▸ **Task brief**
Return the material below in full and exactly.

▸ **Available records**
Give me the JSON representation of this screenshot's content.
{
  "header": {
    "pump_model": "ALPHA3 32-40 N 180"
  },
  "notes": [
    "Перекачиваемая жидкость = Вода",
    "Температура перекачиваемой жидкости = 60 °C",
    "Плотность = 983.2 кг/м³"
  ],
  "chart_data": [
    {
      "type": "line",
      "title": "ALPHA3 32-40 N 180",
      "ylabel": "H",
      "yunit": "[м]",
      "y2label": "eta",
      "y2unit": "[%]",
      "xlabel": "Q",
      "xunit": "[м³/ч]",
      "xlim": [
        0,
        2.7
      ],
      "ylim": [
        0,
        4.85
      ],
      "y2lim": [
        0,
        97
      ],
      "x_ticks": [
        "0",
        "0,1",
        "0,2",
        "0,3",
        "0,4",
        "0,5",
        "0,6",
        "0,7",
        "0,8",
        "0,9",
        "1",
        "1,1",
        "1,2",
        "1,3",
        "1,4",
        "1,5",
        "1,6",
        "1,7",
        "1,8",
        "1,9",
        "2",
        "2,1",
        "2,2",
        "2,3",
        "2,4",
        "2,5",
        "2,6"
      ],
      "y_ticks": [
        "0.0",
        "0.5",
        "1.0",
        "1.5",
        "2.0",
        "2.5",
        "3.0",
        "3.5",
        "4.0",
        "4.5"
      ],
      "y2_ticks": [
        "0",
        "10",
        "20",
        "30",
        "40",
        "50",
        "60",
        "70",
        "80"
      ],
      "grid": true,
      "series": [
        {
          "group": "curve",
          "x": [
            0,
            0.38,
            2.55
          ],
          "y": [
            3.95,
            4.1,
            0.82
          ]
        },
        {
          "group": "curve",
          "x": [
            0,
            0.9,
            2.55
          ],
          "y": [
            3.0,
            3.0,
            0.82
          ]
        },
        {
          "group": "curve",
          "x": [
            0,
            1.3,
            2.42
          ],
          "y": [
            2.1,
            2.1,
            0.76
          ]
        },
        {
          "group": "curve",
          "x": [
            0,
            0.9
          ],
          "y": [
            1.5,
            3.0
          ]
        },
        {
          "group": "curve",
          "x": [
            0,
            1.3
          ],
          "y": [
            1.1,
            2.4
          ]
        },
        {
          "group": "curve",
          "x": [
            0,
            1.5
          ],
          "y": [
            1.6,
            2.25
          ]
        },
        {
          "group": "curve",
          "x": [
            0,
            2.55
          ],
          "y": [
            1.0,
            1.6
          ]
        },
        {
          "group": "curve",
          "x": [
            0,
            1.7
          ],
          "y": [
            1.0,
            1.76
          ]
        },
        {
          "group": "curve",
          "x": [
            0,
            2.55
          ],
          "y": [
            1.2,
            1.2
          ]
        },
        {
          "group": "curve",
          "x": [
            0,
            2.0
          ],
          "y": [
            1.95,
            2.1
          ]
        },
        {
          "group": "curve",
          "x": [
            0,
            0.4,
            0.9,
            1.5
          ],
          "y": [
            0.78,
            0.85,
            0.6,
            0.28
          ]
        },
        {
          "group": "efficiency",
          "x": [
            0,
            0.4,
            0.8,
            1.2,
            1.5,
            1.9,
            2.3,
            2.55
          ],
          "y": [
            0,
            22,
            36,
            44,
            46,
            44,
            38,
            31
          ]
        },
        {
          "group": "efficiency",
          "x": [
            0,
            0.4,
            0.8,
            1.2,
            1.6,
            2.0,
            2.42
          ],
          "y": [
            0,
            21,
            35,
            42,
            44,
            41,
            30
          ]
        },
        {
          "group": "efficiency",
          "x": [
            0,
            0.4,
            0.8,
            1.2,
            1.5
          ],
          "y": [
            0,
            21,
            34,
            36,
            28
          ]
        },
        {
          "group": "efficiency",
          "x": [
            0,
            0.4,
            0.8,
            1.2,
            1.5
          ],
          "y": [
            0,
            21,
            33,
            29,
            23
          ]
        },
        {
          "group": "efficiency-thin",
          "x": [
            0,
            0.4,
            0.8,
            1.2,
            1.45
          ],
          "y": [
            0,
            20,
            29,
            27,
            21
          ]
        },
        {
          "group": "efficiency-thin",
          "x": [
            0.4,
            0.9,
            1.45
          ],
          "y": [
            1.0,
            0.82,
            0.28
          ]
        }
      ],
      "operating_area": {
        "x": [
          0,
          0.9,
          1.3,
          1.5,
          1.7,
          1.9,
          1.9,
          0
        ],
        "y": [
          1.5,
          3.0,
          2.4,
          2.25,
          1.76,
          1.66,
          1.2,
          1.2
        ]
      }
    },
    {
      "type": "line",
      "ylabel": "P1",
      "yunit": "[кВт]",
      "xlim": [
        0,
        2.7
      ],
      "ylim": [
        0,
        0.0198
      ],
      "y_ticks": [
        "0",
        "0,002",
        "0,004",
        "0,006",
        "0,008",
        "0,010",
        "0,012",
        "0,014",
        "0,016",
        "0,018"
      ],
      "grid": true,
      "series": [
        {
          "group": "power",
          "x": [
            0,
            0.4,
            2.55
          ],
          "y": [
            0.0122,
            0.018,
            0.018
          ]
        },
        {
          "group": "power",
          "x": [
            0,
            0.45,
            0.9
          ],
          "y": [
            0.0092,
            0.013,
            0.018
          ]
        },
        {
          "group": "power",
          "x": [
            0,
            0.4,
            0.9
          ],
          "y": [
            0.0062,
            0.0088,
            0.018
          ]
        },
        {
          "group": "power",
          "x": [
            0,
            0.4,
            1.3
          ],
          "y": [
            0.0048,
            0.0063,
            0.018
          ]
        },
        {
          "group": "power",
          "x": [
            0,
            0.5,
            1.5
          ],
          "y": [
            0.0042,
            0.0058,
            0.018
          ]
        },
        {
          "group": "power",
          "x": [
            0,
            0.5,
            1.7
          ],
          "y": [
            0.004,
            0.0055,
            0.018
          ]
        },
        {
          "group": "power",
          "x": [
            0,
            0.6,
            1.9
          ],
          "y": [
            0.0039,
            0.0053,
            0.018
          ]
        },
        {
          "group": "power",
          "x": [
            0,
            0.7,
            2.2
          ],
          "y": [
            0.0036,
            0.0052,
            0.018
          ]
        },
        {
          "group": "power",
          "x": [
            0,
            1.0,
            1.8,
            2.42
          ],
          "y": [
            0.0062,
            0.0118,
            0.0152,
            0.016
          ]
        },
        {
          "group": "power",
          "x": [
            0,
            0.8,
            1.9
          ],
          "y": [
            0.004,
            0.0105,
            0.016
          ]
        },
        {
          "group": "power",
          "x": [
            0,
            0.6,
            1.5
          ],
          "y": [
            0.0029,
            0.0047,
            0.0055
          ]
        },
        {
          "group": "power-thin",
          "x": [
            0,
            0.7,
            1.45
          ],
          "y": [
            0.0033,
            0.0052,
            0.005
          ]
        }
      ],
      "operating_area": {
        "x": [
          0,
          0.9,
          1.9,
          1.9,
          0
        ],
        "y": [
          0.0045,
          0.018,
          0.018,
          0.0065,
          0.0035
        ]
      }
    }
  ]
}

▸ **Exercise result**
Give me the JSON representation of this screenshot's content.
{
  "header": {
    "pump_model": "ALPHA3 32-40 N 180"
  },
  "notes": [
    "Перекачиваемая жидкость = Вода",
    "Температура перекачиваемой жидкости = 60 °C",
    "Плотность = 983.2 кг/м³"
  ],
  "chart_data": [
    {
      "type": "line",
      "title": "ALPHA3 32-40 N 180",
      "ylabel": "H",
      "yunit": "[м]",
      "y2label": "eta",
      "y2unit": "[%]",
      "xlabel": "Q",
      "xunit": "[м³/ч]",
      "xlim": [
        0,
        2.7
      ],
      "ylim": [
        0,
        4.85
      ],
      "y2lim": [
        0,
        97
      ],
      "x_ticks": [
        "0",
        "0,1",
        "0,2",
        "0,3",
        "0,4",
        "0,5",
        "0,6",
        "0,7",
        "0,8",
        "0,9",
        "1",
        "1,1",
        "1,2",
        "1,3",
        "1,4",
        "1,5",
        "1,6",
        "1,7",
        "1,8",
        "1,9",
        "2",
        "2,1",
        "2,2",
        "2,3",
        "2,4",
        "2,5",
        "2,6"
      ],
      "y_ticks": [
        "0.0",
        "0.5",
        "1.0",
        "1.5",
        "2.0",
        "2.5",
        "3.0",
        "3.5",
        "4.0",
        "4.5"
      ],
      "y2_ticks": [
        "0",
        "10",
        "20",
        "30",
        "40",
        "50",
        "60",
        "70",
        "80"
      ],
      "grid": true,
      "series": [
        {
          "group": "curve",
          "x": [
            0,
            0.38,
            2.55
          ],
          "y": [
            3.95,
            4.1,
            0.82
          ]
        },
        {
          "group": "curve",
          "x": [
            0,
            0.9,
            2.55
          ],
          "y": [
            3.0,
            3.0,
            0.82
          ]
        },
        {
          "group": "curve",
          "x": [
            0,
            1.3,
            2.42
          ],
          "y": [
            2.1,
            2.1,
            0.76
          ]
        },
        {
          "group": "curve",
          "x": [
            0,
            0.9
          ],
          "y": [
            1.5,
            3.0
          ]
        },
        {
          "group": "curve",
          "x": [
            0,
            1.3
          ],
          "y": [
            1.1,
            2.4
          ]
        },
        {
          "group": "curve",
          "x": [
            0,
            1.5
          ],
          "y": [
            1.6,
            2.25
          ]
        },
        {
          "group": "curve",
          "x": [
            0,
            2.55
          ],
          "y": [
            1.0,
            1.6
          ]
        },
        {
          "group": "curve",
          "x": [
            0,
            1.7
          ],
          "y": [
            1.0,
            1.76
          ]
        },
        {
          "group": "curve",
          "x": [
            0,
            2.55
          ],
          "y": [
            1.2,
            1.2
          ]
        },
        {
          "group": "curve",
          "x": [
            0,
            2.0
          ],
          "y": [
            1.95,
            2.1
          ]
        },
        {
          "group": "curve",
          "x": [
            0,
            0.4,
            0.9,
            1.5
          ],
          "y": [
            0.78,
            0.85,
            0.6,
            0.28
          ]
        },
        {
          "group": "efficiency",
          "x": [
            0,
            0.4,
            0.8,
            1.2,
            1.5,
            1.9,
            2.3,
            2.55
          ],
          "y": [
            0,
            22,
            36,
            44,
            46,
            44,
            38,
            31
          ]
        },
        {
          "group": "efficiency",
          "x": [
            0,
            0.4,
            0.8,
            1.2,
            1.6,
            2.0,
            2.42
          ],
          "y": [
            0,
            21,
            35,
            42,
            44,
            41,
            30
          ]
        },
        {
          "group": "efficiency",
          "x": [
            0,
            0.4,
            0.8,
            1.2,
            1.5
          ],
          "y": [
            0,
            21,
            34,
            36,
            28
          ]
        },
        {
          "group": "efficiency",
          "x": [
            0,
            0.4,
            0.8,
            1.2,
            1.5
          ],
          "y": [
            0,
            21,
            33,
            29,
            23
          ]
        },
        {
          "group": "efficiency-thin",
          "x": [
            0,
            0.4,
            0.8,
            1.2,
            1.45
          ],
          "y": [
            0,
            20,
            29,
            27,
            21
          ]
        },
        {
          "group": "efficiency-thin",
          "x": [
            0.4,
            0.9,
            1.45
          ],
          "y": [
            1.0,
            0.82,
            0.28
          ]
        }
      ],
      "operating_area": {
        "x": [
          0,
          0.9,
          1.3,
          1.5,
          1.7,
          1.9,
          1.9,
          0
        ],
        "y": [
          1.5,
          3.0,
          2.4,
          2.25,
          1.76,
          1.66,
          1.2,
          1.2
        ]
      }
    },
    {
      "type": "line",
      "ylabel": "P1",
      "yunit": "[кВт]",
      "xlim": [
        0,
        2.7
      ],
      "ylim": [
        0,
        0.0198
      ],
      "y_ticks": [
        "0",
        "0,002",
        "0,004",
        "0,006",
        "0,008",
        "0,010",
        "0,012",
        "0,014",
        "0,016",
        "0,018"
      ],
      "grid": true,
      "series": [
        {
          "group": "power",
          "x": [
            0,
            0.4,
            2.55
          ],
          "y": [
            0.0122,
            0.018,
            0.018
          ]
        },
        {
          "group": "power",
          "x": [
            0,
            0.45,
            0.9
          ],
          "y": [
            0.0092,
            0.013,
            0.018
          ]
        },
        {
          "group": "power",
          "x": [
            0,
            0.4,
            0.9
          ],
          "y": [
            0.0062,
            0.0088,
            0.018
          ]
        },
        {
          "group": "power",
          "x": [
            0,
            0.4,
            1.3
          ],
          "y": [
            0.0048,
            0.0063,
            0.018
          ]
        },
        {
          "group": "power",
          "x": [
            0,
            0.5,
            1.5
          ],
          "y": [
            0.0042,
            0.0058,
            0.018
          ]
        },
        {
          "group": "power",
          "x": [
            0,
            0.5,
            1.7
          ],
          "y": [
            0.004,
            0.0055,
            0.018
          ]
        },
        {
          "group": "power",
          "x": [
            0,
            0.6,
            1.9
          ],
          "y": [
            0.0039,
            0.0053,
            0.018
          ]
        },
        {
          "group": "power",
          "x": [
            0,
            0.7,
            2.2
          ],
          "y": [
            0.0036,
            0.0052,
            0.018
          ]
        },
        {
          "group": "power",
          "x": [
            0,
            1.0,
            1.8,
            2.42
          ],
          "y": [
            0.0062,
            0.0118,
            0.0152,
            0.016
          ]
        },
        {
          "group": "power",
          "x": [
            0,
            0.8,
            1.9
          ],
          "y": [
            0.004,
            0.0105,
            0.016
          ]
        },
        {
          "group": "power",
          "x": [
            0,
            0.6,
            1.5
          ],
          "y": [
            0.0029,
            0.0047,
            0.0055
          ]
        },
        {
          "group": "power-thin",
          "x": [
            0,
            0.7,
            1.45
          ],
          "y": [
            0.0033,
            0.0052,
            0.005
          ]
        }
      ],
      "operating_area": {
        "x": [
          0,
          0.9,
          1.9,
          1.9,
          0
        ],
        "y": [
          0.0045,
          0.018,
          0.018,
          0.0065,
          0.0035
        ]
      }
    }
  ]
}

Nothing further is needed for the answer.